### DATA SECTION ###
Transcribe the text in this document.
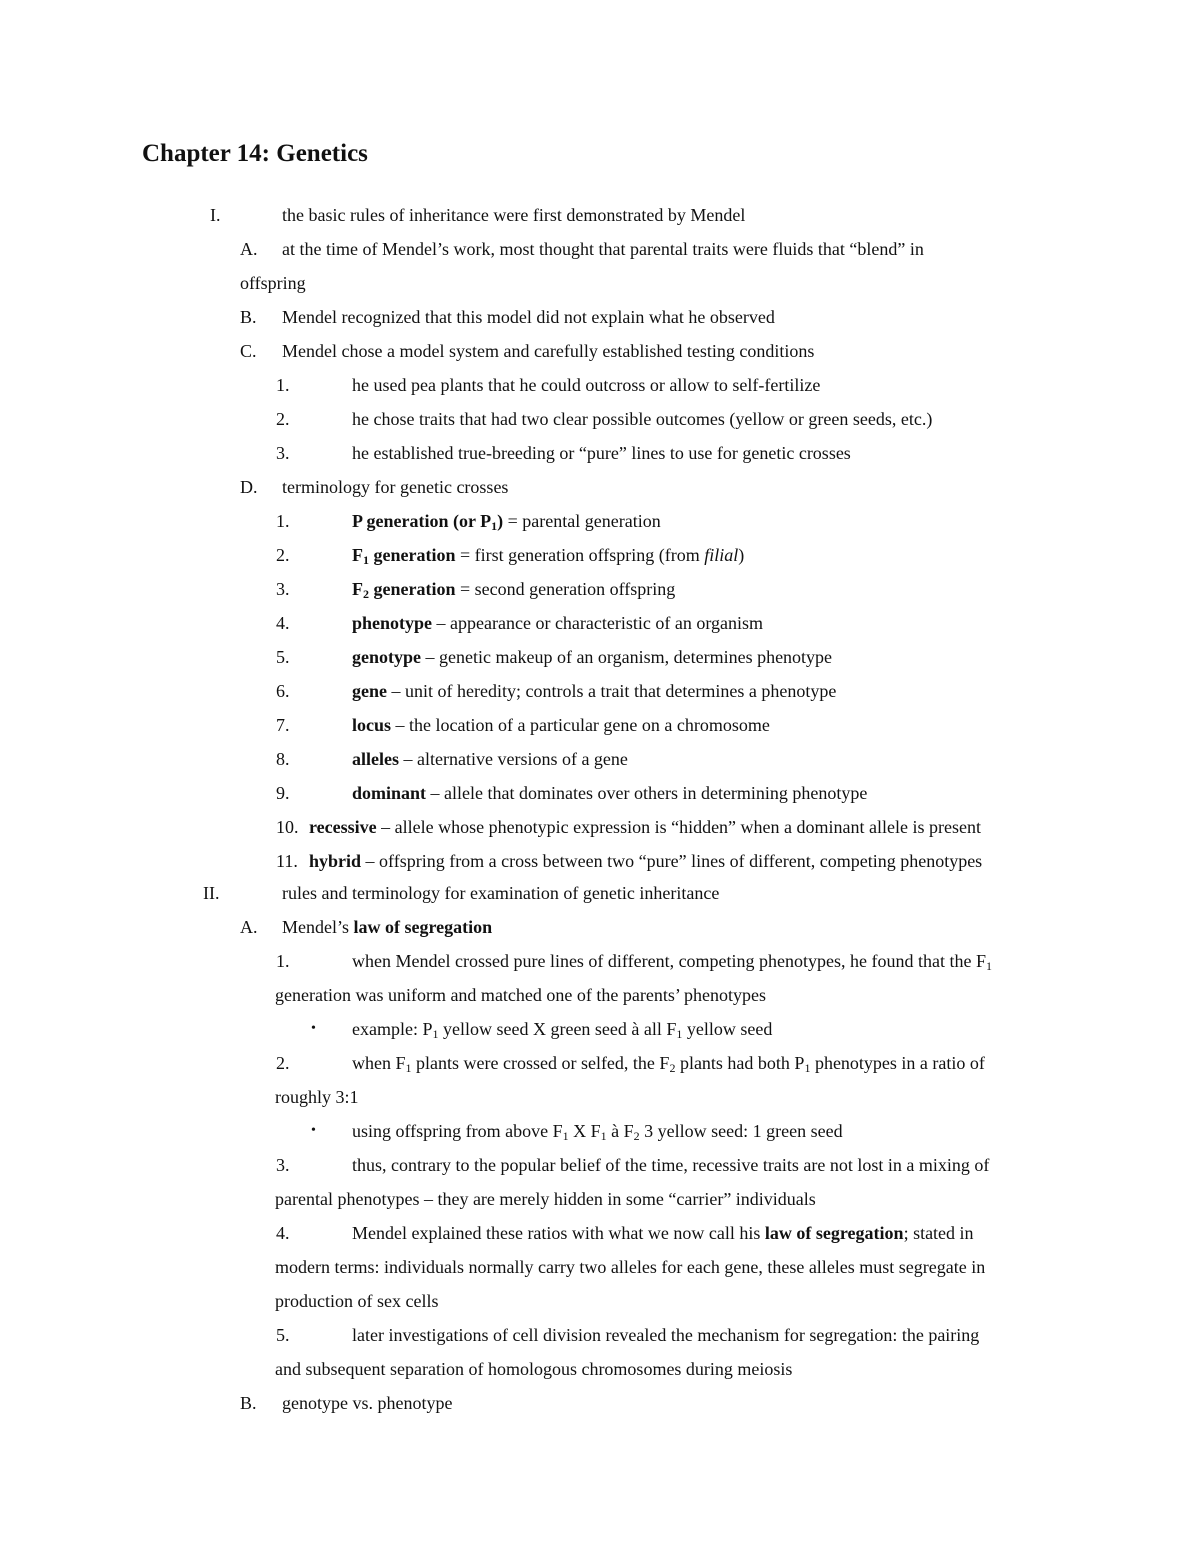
Chapter 14: Genetics
I.	the basic rules of inheritance were first demonstrated by Mendel
A. at the time of Mendel’s work, most thought that parental traits were fluids that “blend” in
offspring
B. Mendel recognized that this model did not explain what he observed
C. Mendel chose a model system and carefully established testing conditions
1.	he used pea plants that he could outcross or allow to self-fertilize
2.	he chose traits that had two clear possible outcomes (yellow or green seeds, etc.)
3.	he established true-breeding or “pure” lines to use for genetic crosses
D. terminology for genetic crosses
1.	P generation (or $P_1$) = parental generation
2.	$F_1$ generation = first generation offspring (from filial)
3.	$F_2$ generation = second generation offspring
4.	phenotype – appearance or characteristic of an organism
5.	genotype – genetic makeup of an organism, determines phenotype
6.	gene – unit of heredity; controls a trait that determines a phenotype
7.	locus – the location of a particular gene on a chromosome
8.	alleles – alternative versions of a gene
9.	dominant – allele that dominates over others in determining phenotype
10. recessive – allele whose phenotypic expression is “hidden” when a dominant allele is present
11. hybrid – offspring from a cross between two “pure” lines of different, competing phenotypes
II.	rules and terminology for examination of genetic inheritance
A. Mendel’s law of segregation
1.	when Mendel crossed pure lines of different, competing phenotypes, he found that the $F_1$
generation was uniform and matched one of the parents’ phenotypes
• example: $P_1$ yellow seed X green seed à all $F_1$ yellow seed
2.	when $F_1$ plants were crossed or selfed, the $F_2$ plants had both $P_1$ phenotypes in a ratio of
roughly 3:1
• using offspring from above $F_1$ X $F_1$ à $F_2$ 3 yellow seed: 1 green seed
3.	thus, contrary to the popular belief of the time, recessive traits are not lost in a mixing of
parental phenotypes – they are merely hidden in some “carrier” individuals
4.	Mendel explained these ratios with what we now call his law of segregation; stated in
modern terms: individuals normally carry two alleles for each gene, these alleles must segregate in
production of sex cells
5.	later investigations of cell division revealed the mechanism for segregation: the pairing
and subsequent separation of homologous chromosomes during meiosis
B. genotype vs. phenotype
###
- _DIRECTIONS_: Go through the lines above and copy any that contain "competing".

- _OUTPUT OF THE EXERCISE_:
11. hybrid – offspring from a cross between two “pure” lines of different, competing phenotypes
1.	when Mendel crossed pure lines of different, competing phenotypes, he found that the $F_1$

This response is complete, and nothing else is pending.